### Selected excerpt:
▼
Hi Oswald
On 23/03/2023 16:22, Oswald Buddenhagen wrote:
The code's evolution left in some bits surrounding enum rebase_type that
don't really make sense any more. In particular, it makes no sense to
invoke imply_merge() if the type is already known not to be
REBASE_APPLY, and it makes no sense to assign the type after calling
imply_merge().
These look sensible, did imply_merges() use to do something more which
made these calls useful?
Best Wishes
Phillip
Signed-off-by: Oswald Buddenhagen <oswald.buddenhagen@xxxxxx>
---
builtin/rebase.c | 6 +-----
1 file changed, 1 insertion(+), 5 deletions(-)
▲
### Dataset content:
▼
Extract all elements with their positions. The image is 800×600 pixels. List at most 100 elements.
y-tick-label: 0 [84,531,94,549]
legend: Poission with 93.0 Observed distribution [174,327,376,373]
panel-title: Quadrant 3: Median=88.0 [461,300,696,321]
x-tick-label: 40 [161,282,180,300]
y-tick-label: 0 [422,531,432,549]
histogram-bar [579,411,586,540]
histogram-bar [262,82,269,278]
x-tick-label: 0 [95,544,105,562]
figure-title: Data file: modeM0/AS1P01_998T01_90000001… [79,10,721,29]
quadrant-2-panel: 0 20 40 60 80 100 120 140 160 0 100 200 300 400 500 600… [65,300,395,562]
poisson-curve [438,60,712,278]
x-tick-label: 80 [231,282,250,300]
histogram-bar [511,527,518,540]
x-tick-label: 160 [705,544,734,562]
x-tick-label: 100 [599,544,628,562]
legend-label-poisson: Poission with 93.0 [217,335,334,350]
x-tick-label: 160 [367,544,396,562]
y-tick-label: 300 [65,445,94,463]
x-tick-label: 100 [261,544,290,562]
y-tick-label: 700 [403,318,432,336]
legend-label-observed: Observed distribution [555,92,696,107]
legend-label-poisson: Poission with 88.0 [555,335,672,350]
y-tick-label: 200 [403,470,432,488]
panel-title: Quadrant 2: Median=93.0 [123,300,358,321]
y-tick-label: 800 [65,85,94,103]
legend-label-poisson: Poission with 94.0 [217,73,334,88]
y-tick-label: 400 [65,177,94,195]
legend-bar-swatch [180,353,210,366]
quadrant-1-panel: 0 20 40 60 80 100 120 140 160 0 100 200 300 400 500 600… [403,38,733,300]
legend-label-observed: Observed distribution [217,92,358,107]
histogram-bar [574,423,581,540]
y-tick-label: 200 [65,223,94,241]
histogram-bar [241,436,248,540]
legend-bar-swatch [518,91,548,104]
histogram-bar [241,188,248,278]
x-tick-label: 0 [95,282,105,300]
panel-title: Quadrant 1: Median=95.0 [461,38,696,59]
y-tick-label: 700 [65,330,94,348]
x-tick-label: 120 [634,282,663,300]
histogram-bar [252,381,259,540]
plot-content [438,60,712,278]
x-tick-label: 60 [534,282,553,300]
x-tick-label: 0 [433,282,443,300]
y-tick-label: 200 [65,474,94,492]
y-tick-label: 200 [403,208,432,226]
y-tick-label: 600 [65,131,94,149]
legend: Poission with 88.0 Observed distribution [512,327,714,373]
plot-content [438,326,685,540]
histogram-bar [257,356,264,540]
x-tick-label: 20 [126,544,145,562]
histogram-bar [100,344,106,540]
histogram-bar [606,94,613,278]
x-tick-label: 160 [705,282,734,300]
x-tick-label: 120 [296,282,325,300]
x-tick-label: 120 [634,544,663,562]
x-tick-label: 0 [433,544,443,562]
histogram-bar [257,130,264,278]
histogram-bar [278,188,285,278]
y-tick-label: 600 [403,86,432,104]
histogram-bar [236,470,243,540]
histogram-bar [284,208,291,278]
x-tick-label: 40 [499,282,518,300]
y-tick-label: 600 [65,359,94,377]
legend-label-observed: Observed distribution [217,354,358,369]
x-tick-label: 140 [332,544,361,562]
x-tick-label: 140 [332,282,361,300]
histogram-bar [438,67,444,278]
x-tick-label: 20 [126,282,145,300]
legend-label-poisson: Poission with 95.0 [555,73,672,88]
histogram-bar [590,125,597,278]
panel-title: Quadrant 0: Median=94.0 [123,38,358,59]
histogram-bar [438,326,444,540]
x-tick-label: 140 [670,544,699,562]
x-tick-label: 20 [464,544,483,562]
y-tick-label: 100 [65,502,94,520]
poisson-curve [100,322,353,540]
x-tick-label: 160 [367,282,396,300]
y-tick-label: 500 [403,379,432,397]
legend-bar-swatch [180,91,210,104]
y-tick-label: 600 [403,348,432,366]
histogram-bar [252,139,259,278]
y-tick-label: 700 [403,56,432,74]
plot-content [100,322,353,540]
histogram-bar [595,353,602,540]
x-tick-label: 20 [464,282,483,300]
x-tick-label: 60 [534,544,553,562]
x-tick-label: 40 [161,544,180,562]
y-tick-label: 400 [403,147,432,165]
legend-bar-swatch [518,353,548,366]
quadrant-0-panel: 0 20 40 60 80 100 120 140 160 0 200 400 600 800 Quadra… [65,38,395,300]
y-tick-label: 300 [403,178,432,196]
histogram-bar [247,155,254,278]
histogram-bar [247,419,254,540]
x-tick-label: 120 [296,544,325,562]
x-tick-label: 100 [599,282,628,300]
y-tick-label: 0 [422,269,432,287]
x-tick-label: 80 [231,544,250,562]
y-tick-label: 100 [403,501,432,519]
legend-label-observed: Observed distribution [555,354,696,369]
▲
### Exercise objective:
Reproduce the part of the email about the rebase code, everything from "These look sensible, did" down to "insertion(+), 5 deletions(-)". The items have no connection to the email about the rebase code.

### Result:
These look sensible, did imply_merges() use to do something more which
made these calls useful?
Best Wishes
Phillip
Signed-off-by: Oswald Buddenhagen <oswald.buddenhagen@xxxxxx>
---
builtin/rebase.c | 6 +-----
1 file changed, 1 insertion(+), 5 deletions(-)